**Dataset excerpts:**
"""
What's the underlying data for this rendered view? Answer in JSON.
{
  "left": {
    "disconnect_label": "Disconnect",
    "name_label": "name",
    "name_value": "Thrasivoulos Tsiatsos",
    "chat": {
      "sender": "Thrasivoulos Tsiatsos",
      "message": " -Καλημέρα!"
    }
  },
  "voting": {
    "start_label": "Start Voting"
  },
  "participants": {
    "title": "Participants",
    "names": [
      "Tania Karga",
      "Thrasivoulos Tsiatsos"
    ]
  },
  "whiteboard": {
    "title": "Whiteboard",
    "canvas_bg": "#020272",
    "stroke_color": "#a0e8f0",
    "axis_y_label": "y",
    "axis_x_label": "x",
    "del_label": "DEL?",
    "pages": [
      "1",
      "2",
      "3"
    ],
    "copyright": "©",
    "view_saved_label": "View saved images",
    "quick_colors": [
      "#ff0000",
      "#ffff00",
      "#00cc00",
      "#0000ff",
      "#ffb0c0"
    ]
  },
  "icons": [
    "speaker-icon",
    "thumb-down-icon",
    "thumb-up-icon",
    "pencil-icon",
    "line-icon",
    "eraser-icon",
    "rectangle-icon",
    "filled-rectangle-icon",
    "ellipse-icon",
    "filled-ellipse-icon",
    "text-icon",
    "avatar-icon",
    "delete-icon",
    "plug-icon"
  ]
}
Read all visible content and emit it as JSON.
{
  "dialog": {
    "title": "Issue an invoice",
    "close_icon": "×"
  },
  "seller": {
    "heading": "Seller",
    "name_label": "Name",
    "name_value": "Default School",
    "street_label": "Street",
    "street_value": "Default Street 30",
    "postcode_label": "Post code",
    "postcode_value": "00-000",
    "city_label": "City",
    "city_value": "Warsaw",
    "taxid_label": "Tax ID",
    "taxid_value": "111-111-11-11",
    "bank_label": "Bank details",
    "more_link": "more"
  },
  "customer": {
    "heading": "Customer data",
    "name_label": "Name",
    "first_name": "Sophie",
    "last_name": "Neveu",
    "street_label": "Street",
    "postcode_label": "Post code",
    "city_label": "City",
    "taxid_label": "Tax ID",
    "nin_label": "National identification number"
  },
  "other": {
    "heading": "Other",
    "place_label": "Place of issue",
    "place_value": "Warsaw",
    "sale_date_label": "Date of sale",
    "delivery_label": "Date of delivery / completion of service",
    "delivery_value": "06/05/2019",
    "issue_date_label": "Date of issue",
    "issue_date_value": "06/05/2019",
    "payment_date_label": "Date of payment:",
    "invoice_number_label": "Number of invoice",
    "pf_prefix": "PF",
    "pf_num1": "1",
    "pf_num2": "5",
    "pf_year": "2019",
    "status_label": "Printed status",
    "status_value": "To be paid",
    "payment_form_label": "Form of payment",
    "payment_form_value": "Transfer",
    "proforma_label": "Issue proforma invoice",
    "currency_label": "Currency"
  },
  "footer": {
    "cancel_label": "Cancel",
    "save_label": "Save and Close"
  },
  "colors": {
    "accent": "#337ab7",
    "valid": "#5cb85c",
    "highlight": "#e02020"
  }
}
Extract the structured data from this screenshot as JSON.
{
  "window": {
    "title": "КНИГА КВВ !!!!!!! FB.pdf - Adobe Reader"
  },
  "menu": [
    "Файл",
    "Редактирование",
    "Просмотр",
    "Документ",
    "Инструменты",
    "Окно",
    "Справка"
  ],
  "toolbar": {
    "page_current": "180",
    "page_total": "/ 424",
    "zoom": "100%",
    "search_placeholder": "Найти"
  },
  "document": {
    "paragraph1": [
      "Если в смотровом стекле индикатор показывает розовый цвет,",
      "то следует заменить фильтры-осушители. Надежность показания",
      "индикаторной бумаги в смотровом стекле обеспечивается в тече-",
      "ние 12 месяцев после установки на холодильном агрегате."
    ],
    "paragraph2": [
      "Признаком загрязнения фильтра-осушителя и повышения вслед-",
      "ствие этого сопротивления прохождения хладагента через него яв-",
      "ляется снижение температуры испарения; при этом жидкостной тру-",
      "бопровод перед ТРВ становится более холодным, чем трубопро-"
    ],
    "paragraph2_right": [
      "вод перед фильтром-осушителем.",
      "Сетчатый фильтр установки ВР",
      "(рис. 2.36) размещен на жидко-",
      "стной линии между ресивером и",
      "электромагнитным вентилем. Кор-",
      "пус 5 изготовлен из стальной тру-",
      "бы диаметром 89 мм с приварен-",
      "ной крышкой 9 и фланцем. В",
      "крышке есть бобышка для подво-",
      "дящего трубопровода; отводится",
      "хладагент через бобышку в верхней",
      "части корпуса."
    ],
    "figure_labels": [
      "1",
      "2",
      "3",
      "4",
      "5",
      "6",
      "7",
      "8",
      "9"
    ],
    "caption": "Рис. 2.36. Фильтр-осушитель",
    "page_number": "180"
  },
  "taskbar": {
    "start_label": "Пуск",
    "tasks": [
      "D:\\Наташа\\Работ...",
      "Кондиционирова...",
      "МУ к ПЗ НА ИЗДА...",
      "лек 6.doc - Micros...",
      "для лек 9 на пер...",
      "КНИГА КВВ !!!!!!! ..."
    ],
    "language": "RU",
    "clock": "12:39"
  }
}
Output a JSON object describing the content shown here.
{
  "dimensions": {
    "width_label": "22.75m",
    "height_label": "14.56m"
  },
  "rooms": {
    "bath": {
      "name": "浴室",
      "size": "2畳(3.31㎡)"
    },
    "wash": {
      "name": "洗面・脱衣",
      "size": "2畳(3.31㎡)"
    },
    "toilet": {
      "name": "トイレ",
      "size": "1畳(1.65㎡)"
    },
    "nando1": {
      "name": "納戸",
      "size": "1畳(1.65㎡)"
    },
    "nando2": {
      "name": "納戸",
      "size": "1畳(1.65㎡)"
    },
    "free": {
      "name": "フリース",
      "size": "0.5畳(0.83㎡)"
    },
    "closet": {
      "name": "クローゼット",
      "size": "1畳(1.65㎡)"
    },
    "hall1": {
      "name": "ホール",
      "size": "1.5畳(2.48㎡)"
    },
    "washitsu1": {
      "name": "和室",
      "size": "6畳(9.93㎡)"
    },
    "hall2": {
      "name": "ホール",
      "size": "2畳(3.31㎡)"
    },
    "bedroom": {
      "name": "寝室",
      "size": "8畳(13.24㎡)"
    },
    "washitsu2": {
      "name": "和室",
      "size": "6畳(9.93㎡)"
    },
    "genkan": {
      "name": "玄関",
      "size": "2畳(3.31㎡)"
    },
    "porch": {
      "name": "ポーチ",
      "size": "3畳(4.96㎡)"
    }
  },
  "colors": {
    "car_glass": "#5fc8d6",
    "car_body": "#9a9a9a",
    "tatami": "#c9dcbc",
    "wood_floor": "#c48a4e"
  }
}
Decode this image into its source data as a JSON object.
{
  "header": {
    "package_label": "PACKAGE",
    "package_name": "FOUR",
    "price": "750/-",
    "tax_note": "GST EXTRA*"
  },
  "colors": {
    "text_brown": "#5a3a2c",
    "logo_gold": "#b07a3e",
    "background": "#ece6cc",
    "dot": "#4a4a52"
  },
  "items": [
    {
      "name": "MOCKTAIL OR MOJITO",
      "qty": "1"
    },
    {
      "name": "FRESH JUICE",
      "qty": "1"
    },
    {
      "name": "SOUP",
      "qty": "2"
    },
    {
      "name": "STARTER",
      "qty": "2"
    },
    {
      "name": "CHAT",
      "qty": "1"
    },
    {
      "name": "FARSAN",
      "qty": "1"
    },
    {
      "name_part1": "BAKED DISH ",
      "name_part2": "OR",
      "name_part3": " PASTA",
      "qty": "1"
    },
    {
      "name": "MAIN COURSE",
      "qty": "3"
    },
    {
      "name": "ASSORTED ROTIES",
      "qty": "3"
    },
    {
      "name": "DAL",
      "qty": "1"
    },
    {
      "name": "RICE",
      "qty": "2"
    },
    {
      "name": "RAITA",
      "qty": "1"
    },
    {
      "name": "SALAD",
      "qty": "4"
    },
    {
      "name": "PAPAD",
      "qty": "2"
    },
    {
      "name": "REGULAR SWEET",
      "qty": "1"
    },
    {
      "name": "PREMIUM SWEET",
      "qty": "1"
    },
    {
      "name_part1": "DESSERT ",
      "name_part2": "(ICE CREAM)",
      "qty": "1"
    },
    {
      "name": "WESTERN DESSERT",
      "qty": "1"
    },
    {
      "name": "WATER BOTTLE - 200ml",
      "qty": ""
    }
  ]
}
"""
**STATED EXERCISE:**
Note how many lines in the material hold the word "установки", and give that number with nothing added.

**ANSWER FOR THIS EXERCISE:**
2